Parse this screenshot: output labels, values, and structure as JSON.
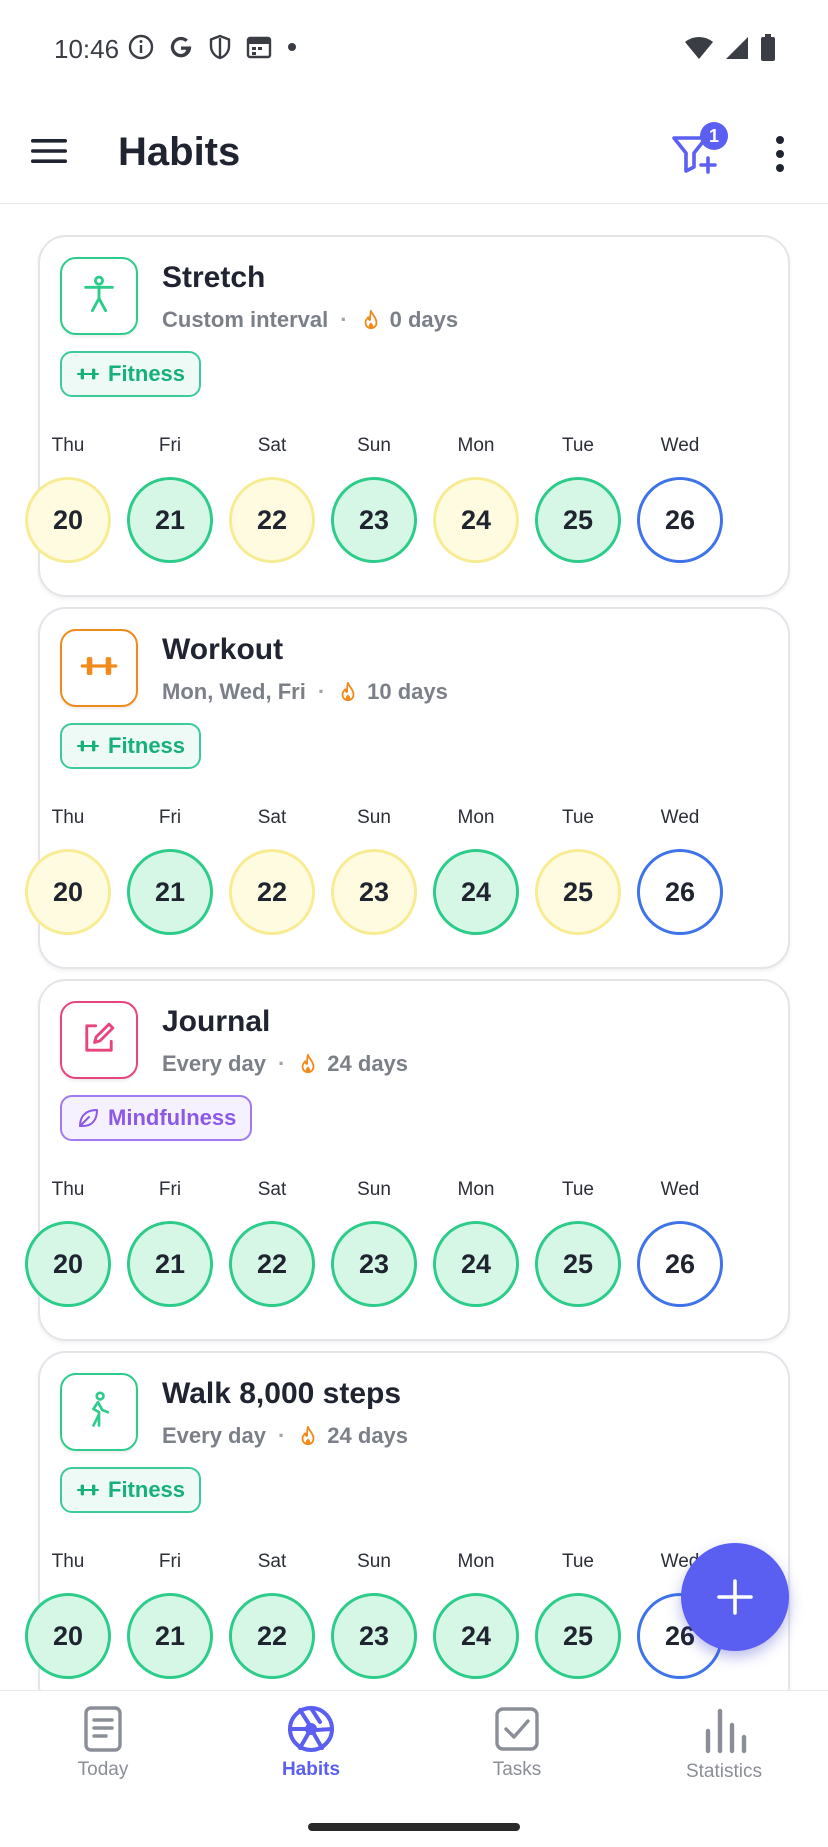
{
  "status_bar": {
    "time": "10:46",
    "icons_left": [
      "info-icon",
      "google-icon",
      "shield-icon",
      "calendar-icon",
      "dot-icon"
    ],
    "icons_right": [
      "wifi-icon",
      "signal-icon",
      "battery-icon"
    ]
  },
  "app_bar": {
    "title": "Habits",
    "filter_badge": "1",
    "accent": "#5b5ff2"
  },
  "habits": [
    {
      "name": "Stretch",
      "schedule": "Custom interval",
      "streak": "0 days",
      "icon": "person-stretch-icon",
      "icon_color": "#2ecc8a",
      "tag": {
        "label": "Fitness",
        "type": "fitness",
        "icon": "dumbbell-icon"
      },
      "days": [
        {
          "weekday": "Thu",
          "date": "20",
          "status": "skip"
        },
        {
          "weekday": "Fri",
          "date": "21",
          "status": "done"
        },
        {
          "weekday": "Sat",
          "date": "22",
          "status": "skip"
        },
        {
          "weekday": "Sun",
          "date": "23",
          "status": "done"
        },
        {
          "weekday": "Mon",
          "date": "24",
          "status": "skip"
        },
        {
          "weekday": "Tue",
          "date": "25",
          "status": "done"
        },
        {
          "weekday": "Wed",
          "date": "26",
          "status": "today"
        }
      ]
    },
    {
      "name": "Workout",
      "schedule": "Mon, Wed, Fri",
      "streak": "10 days",
      "icon": "dumbbell-icon",
      "icon_color": "#f08a1c",
      "tag": {
        "label": "Fitness",
        "type": "fitness",
        "icon": "dumbbell-icon"
      },
      "days": [
        {
          "weekday": "Thu",
          "date": "20",
          "status": "skip"
        },
        {
          "weekday": "Fri",
          "date": "21",
          "status": "done"
        },
        {
          "weekday": "Sat",
          "date": "22",
          "status": "skip"
        },
        {
          "weekday": "Sun",
          "date": "23",
          "status": "skip"
        },
        {
          "weekday": "Mon",
          "date": "24",
          "status": "done"
        },
        {
          "weekday": "Tue",
          "date": "25",
          "status": "skip"
        },
        {
          "weekday": "Wed",
          "date": "26",
          "status": "today"
        }
      ]
    },
    {
      "name": "Journal",
      "schedule": "Every day",
      "streak": "24 days",
      "icon": "edit-note-icon",
      "icon_color": "#e8457f",
      "tag": {
        "label": "Mindfulness",
        "type": "mindfulness",
        "icon": "leaf-icon"
      },
      "days": [
        {
          "weekday": "Thu",
          "date": "20",
          "status": "done"
        },
        {
          "weekday": "Fri",
          "date": "21",
          "status": "done"
        },
        {
          "weekday": "Sat",
          "date": "22",
          "status": "done"
        },
        {
          "weekday": "Sun",
          "date": "23",
          "status": "done"
        },
        {
          "weekday": "Mon",
          "date": "24",
          "status": "done"
        },
        {
          "weekday": "Tue",
          "date": "25",
          "status": "done"
        },
        {
          "weekday": "Wed",
          "date": "26",
          "status": "today"
        }
      ]
    },
    {
      "name": "Walk 8,000 steps",
      "schedule": "Every day",
      "streak": "24 days",
      "icon": "person-walking-icon",
      "icon_color": "#2ecc8a",
      "tag": {
        "label": "Fitness",
        "type": "fitness",
        "icon": "dumbbell-icon"
      },
      "days": [
        {
          "weekday": "Thu",
          "date": "20",
          "status": "done"
        },
        {
          "weekday": "Fri",
          "date": "21",
          "status": "done"
        },
        {
          "weekday": "Sat",
          "date": "22",
          "status": "done"
        },
        {
          "weekday": "Sun",
          "date": "23",
          "status": "done"
        },
        {
          "weekday": "Mon",
          "date": "24",
          "status": "done"
        },
        {
          "weekday": "Tue",
          "date": "25",
          "status": "done"
        },
        {
          "weekday": "Wed",
          "date": "26",
          "status": "today"
        }
      ]
    }
  ],
  "fab": {
    "icon": "plus-icon"
  },
  "bottom_nav": [
    {
      "label": "Today",
      "icon": "document-icon",
      "active": false
    },
    {
      "label": "Habits",
      "icon": "aperture-icon",
      "active": true
    },
    {
      "label": "Tasks",
      "icon": "checkbox-icon",
      "active": false
    },
    {
      "label": "Statistics",
      "icon": "bar-chart-icon",
      "active": false
    }
  ]
}
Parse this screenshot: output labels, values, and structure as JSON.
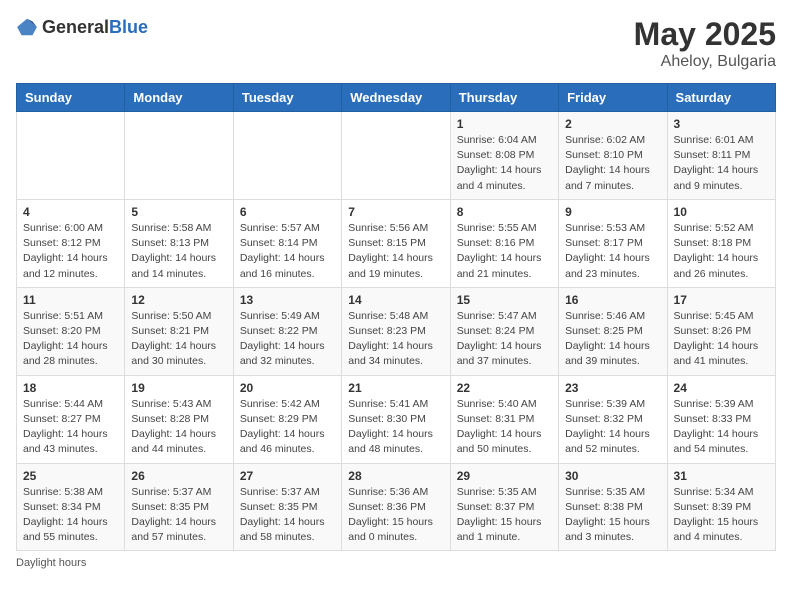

» **Request**: Transcribe all of the material exactly, leaving out whatever pictures it contains.

» **Output for this exercise**:
Parse this screenshot: output labels, values, and structure as JSON.
{
  "status_bar": {
    "time": "10:46",
    "icons_left": [
      "info-icon",
      "google-icon",
      "shield-icon",
      "calendar-icon",
      "dot-icon"
    ],
    "icons_right": [
      "wifi-icon",
      "signal-icon",
      "battery-icon"
    ]
  },
  "app_bar": {
    "title": "Habits",
    "filter_badge": "1",
    "accent": "#5b5ff2"
  },
  "habits": [
    {
      "name": "Stretch",
      "schedule": "Custom interval",
      "streak": "0 days",
      "icon": "person-stretch-icon",
      "icon_color": "#2ecc8a",
      "tag": {
        "label": "Fitness",
        "type": "fitness",
        "icon": "dumbbell-icon"
      },
      "days": [
        {
          "weekday": "Thu",
          "date": "20",
          "status": "skip"
        },
        {
          "weekday": "Fri",
          "date": "21",
          "status": "done"
        },
        {
          "weekday": "Sat",
          "date": "22",
          "status": "skip"
        },
        {
          "weekday": "Sun",
          "date": "23",
          "status": "done"
        },
        {
          "weekday": "Mon",
          "date": "24",
          "status": "skip"
        },
        {
          "weekday": "Tue",
          "date": "25",
          "status": "done"
        },
        {
          "weekday": "Wed",
          "date": "26",
          "status": "today"
        }
      ]
    },
    {
      "name": "Workout",
      "schedule": "Mon, Wed, Fri",
      "streak": "10 days",
      "icon": "dumbbell-icon",
      "icon_color": "#f08a1c",
      "tag": {
        "label": "Fitness",
        "type": "fitness",
        "icon": "dumbbell-icon"
      },
      "days": [
        {
          "weekday": "Thu",
          "date": "20",
          "status": "skip"
        },
        {
          "weekday": "Fri",
          "date": "21",
          "status": "done"
        },
        {
          "weekday": "Sat",
          "date": "22",
          "status": "skip"
        },
        {
          "weekday": "Sun",
          "date": "23",
          "status": "skip"
        },
        {
          "weekday": "Mon",
          "date": "24",
          "status": "done"
        },
        {
          "weekday": "Tue",
          "date": "25",
          "status": "skip"
        },
        {
          "weekday": "Wed",
          "date": "26",
          "status": "today"
        }
      ]
    },
    {
      "name": "Journal",
      "schedule": "Every day",
      "streak": "24 days",
      "icon": "edit-note-icon",
      "icon_color": "#e8457f",
      "tag": {
        "label": "Mindfulness",
        "type": "mindfulness",
        "icon": "leaf-icon"
      },
      "days": [
        {
          "weekday": "Thu",
          "date": "20",
          "status": "done"
        },
        {
          "weekday": "Fri",
          "date": "21",
          "status": "done"
        },
        {
          "weekday": "Sat",
          "date": "22",
          "status": "done"
        },
        {
          "weekday": "Sun",
          "date": "23",
          "status": "done"
        },
        {
          "weekday": "Mon",
          "date": "24",
          "status": "done"
        },
        {
          "weekday": "Tue",
          "date": "25",
          "status": "done"
        },
        {
          "weekday": "Wed",
          "date": "26",
          "status": "today"
        }
      ]
    },
    {
      "name": "Walk 8,000 steps",
      "schedule": "Every day",
      "streak": "24 days",
      "icon": "person-walking-icon",
      "icon_color": "#2ecc8a",
      "tag": {
        "label": "Fitness",
        "type": "fitness",
        "icon": "dumbbell-icon"
      },
      "days": [
        {
          "weekday": "Thu",
          "date": "20",
          "status": "done"
        },
        {
          "weekday": "Fri",
          "date": "21",
          "status": "done"
        },
        {
          "weekday": "Sat",
          "date": "22",
          "status": "done"
        },
        {
          "weekday": "Sun",
          "date": "23",
          "status": "done"
        },
        {
          "weekday": "Mon",
          "date": "24",
          "status": "done"
        },
        {
          "weekday": "Tue",
          "date": "25",
          "status": "done"
        },
        {
          "weekday": "Wed",
          "date": "26",
          "status": "today"
        }
      ]
    }
  ],
  "fab": {
    "icon": "plus-icon"
  },
  "bottom_nav": [
    {
      "label": "Today",
      "icon": "document-icon",
      "active": false
    },
    {
      "label": "Habits",
      "icon": "aperture-icon",
      "active": true
    },
    {
      "label": "Tasks",
      "icon": "checkbox-icon",
      "active": false
    },
    {
      "label": "Statistics",
      "icon": "bar-chart-icon",
      "active": false
    }
  ]
}
Parse this screenshot: output labels, values, and structure as JSON.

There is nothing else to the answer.